--- START ---

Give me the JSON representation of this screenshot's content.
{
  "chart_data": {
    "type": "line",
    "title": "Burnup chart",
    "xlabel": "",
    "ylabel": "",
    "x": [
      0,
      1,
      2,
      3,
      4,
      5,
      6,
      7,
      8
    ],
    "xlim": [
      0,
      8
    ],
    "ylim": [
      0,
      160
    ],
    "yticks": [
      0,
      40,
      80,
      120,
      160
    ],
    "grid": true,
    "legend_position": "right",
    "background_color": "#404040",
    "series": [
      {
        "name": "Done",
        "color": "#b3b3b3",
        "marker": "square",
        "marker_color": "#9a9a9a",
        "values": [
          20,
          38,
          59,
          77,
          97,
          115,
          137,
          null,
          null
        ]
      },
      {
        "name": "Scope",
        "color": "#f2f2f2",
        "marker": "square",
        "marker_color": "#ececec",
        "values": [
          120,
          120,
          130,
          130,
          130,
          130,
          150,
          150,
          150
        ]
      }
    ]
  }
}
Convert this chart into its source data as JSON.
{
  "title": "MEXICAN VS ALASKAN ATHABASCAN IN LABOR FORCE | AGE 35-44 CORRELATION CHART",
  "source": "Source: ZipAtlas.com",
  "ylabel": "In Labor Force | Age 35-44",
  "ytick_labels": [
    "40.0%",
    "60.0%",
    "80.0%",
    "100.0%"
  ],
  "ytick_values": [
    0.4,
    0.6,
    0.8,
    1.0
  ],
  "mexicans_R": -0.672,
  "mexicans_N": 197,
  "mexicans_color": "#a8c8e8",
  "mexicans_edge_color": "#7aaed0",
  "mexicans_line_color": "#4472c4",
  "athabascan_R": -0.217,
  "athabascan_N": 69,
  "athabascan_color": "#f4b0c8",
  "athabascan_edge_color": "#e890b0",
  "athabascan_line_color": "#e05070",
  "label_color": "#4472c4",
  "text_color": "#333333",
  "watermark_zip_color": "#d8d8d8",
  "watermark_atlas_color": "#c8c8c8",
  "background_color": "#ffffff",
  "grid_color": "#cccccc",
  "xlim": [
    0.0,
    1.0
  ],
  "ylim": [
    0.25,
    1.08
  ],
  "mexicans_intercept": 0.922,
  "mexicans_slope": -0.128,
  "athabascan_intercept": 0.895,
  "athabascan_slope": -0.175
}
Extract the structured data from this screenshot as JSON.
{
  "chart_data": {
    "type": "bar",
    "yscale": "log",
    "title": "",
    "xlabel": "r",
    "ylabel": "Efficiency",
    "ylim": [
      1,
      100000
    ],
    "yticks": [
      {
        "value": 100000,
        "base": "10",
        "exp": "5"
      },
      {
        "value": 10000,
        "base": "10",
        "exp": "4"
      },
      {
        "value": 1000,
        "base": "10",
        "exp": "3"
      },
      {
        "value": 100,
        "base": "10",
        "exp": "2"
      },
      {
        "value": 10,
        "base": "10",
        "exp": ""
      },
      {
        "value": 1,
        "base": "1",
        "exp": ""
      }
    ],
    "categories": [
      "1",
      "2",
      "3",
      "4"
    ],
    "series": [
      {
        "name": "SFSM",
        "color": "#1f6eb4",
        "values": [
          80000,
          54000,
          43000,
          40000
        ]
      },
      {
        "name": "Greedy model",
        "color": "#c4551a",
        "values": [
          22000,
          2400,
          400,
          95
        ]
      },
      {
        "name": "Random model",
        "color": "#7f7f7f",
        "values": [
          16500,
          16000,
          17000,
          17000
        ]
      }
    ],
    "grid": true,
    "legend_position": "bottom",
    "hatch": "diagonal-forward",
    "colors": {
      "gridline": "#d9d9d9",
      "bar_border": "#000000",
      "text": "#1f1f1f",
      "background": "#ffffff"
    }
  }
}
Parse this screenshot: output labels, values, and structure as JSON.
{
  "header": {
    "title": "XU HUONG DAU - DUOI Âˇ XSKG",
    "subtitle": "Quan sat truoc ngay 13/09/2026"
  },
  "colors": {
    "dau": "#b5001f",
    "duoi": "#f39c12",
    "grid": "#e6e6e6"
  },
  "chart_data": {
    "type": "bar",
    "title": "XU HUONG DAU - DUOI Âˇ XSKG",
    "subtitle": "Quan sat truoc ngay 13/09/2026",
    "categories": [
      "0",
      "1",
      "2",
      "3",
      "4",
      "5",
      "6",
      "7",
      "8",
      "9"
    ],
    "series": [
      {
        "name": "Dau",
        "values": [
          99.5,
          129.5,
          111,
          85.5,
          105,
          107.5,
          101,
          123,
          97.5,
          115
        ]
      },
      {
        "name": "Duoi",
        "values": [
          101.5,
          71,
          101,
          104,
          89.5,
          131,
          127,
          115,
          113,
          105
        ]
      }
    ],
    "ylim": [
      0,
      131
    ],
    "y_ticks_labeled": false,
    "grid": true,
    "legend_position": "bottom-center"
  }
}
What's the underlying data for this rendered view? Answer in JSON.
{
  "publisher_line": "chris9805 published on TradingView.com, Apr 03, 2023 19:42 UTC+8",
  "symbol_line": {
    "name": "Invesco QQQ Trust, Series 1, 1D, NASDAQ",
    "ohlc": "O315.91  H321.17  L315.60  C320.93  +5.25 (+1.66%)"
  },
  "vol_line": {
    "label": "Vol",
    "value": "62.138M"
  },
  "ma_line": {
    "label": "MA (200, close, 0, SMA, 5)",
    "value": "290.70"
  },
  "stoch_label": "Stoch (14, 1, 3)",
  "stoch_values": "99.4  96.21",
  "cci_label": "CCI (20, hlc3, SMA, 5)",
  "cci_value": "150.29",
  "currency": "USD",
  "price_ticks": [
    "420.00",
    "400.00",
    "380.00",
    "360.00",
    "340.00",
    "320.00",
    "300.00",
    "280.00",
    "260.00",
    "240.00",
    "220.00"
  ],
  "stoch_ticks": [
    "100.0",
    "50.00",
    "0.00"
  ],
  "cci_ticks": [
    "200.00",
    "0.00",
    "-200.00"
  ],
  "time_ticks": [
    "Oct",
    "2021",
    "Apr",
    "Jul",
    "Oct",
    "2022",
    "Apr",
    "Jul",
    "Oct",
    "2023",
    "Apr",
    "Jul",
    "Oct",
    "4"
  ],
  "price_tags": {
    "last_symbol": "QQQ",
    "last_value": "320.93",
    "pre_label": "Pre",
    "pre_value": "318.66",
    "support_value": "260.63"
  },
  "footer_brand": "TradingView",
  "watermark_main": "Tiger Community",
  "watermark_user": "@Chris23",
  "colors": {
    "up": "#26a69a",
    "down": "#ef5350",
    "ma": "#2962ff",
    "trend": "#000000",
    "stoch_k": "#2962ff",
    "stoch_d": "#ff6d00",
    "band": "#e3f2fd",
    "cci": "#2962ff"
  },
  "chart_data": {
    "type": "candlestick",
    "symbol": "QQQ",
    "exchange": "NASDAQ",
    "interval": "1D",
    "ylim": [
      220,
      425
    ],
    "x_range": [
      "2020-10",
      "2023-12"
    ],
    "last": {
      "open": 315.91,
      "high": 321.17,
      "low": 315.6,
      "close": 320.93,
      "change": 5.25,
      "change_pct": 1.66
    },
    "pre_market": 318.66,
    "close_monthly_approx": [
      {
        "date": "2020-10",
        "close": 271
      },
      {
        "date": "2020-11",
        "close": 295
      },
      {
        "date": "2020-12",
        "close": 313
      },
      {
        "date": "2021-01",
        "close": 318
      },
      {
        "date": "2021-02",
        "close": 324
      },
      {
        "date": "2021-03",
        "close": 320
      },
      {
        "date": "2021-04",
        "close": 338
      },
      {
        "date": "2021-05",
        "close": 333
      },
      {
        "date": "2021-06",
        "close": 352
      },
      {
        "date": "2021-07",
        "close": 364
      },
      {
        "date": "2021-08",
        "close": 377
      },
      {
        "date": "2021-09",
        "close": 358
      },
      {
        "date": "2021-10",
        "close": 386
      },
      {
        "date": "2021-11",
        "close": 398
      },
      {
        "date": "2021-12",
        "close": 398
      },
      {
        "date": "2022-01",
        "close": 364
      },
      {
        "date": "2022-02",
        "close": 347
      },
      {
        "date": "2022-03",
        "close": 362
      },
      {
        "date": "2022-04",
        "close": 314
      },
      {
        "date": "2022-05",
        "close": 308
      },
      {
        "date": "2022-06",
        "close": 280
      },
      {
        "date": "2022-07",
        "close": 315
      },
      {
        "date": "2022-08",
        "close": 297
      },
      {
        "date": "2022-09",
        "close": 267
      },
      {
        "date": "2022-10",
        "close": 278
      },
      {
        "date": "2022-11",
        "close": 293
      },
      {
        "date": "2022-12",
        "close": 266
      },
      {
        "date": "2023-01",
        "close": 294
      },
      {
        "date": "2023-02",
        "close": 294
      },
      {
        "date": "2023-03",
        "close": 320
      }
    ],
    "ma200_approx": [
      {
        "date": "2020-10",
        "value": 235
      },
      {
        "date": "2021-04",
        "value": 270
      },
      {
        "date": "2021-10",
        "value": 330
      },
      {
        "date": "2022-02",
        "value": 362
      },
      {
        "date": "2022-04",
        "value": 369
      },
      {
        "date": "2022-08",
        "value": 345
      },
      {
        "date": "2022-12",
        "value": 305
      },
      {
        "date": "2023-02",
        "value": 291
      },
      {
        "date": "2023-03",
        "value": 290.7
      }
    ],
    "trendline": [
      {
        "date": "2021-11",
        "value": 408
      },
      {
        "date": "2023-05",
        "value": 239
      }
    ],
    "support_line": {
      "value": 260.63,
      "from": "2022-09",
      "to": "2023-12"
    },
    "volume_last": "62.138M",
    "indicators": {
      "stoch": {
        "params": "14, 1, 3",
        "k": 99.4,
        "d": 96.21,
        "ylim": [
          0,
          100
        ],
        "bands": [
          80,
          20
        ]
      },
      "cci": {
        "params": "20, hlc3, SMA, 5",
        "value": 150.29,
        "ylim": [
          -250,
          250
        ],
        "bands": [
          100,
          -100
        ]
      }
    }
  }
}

--- END ---

PROBLEM TO WORK ON
Report all lines of the material that contain the word "ngay".

WRITTEN RESPONSE
    "subtitle": "Quan sat truoc ngay 13/09/2026"
    "subtitle": "Quan sat truoc ngay 13/09/2026",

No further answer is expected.